■ **What you will do**: Output the lines that follow exactly as they are.

== Dataset rows

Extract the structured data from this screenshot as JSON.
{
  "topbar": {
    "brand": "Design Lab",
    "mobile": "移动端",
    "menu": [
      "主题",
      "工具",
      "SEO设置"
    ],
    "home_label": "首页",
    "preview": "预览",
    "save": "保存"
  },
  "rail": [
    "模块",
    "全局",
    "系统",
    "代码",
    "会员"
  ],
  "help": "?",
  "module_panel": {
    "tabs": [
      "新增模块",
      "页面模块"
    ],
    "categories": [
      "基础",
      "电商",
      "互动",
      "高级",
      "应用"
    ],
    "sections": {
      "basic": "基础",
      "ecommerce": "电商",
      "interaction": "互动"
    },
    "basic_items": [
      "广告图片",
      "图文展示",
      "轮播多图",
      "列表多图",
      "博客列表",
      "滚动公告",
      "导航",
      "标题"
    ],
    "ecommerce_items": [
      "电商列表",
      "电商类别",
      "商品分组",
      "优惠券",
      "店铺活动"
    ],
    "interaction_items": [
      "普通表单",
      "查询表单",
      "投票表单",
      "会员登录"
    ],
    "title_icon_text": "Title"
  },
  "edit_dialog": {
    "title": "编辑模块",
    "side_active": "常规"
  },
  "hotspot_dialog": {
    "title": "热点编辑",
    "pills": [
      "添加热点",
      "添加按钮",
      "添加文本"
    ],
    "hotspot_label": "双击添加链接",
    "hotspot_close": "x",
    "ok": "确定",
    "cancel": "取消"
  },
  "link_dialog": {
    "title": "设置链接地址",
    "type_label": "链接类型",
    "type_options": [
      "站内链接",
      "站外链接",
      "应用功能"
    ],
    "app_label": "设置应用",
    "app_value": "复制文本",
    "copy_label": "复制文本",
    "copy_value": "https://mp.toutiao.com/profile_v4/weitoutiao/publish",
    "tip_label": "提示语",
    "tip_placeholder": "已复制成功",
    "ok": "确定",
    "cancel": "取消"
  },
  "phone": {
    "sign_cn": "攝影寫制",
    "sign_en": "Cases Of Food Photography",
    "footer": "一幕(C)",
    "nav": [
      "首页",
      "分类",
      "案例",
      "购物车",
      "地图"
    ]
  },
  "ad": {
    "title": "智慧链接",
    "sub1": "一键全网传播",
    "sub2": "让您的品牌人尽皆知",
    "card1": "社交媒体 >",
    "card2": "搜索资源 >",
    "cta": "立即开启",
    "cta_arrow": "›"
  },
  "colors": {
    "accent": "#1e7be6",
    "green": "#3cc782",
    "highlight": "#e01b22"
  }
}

====

■ **Complete output**:
Extract the structured data from this screenshot as JSON.
{
  "topbar": {
    "brand": "Design Lab",
    "mobile": "移动端",
    "menu": [
      "主题",
      "工具",
      "SEO设置"
    ],
    "home_label": "首页",
    "preview": "预览",
    "save": "保存"
  },
  "rail": [
    "模块",
    "全局",
    "系统",
    "代码",
    "会员"
  ],
  "help": "?",
  "module_panel": {
    "tabs": [
      "新增模块",
      "页面模块"
    ],
    "categories": [
      "基础",
      "电商",
      "互动",
      "高级",
      "应用"
    ],
    "sections": {
      "basic": "基础",
      "ecommerce": "电商",
      "interaction": "互动"
    },
    "basic_items": [
      "广告图片",
      "图文展示",
      "轮播多图",
      "列表多图",
      "博客列表",
      "滚动公告",
      "导航",
      "标题"
    ],
    "ecommerce_items": [
      "电商列表",
      "电商类别",
      "商品分组",
      "优惠券",
      "店铺活动"
    ],
    "interaction_items": [
      "普通表单",
      "查询表单",
      "投票表单",
      "会员登录"
    ],
    "title_icon_text": "Title"
  },
  "edit_dialog": {
    "title": "编辑模块",
    "side_active": "常规"
  },
  "hotspot_dialog": {
    "title": "热点编辑",
    "pills": [
      "添加热点",
      "添加按钮",
      "添加文本"
    ],
    "hotspot_label": "双击添加链接",
    "hotspot_close": "x",
    "ok": "确定",
    "cancel": "取消"
  },
  "link_dialog": {
    "title": "设置链接地址",
    "type_label": "链接类型",
    "type_options": [
      "站内链接",
      "站外链接",
      "应用功能"
    ],
    "app_label": "设置应用",
    "app_value": "复制文本",
    "copy_label": "复制文本",
    "copy_value": "https://mp.toutiao.com/profile_v4/weitoutiao/publish",
    "tip_label": "提示语",
    "tip_placeholder": "已复制成功",
    "ok": "确定",
    "cancel": "取消"
  },
  "phone": {
    "sign_cn": "攝影寫制",
    "sign_en": "Cases Of Food Photography",
    "footer": "一幕(C)",
    "nav": [
      "首页",
      "分类",
      "案例",
      "购物车",
      "地图"
    ]
  },
  "ad": {
    "title": "智慧链接",
    "sub1": "一键全网传播",
    "sub2": "让您的品牌人尽皆知",
    "card1": "社交媒体 >",
    "card2": "搜索资源 >",
    "cta": "立即开启",
    "cta_arrow": "›"
  },
  "colors": {
    "accent": "#1e7be6",
    "green": "#3cc782",
    "highlight": "#e01b22"
  }
}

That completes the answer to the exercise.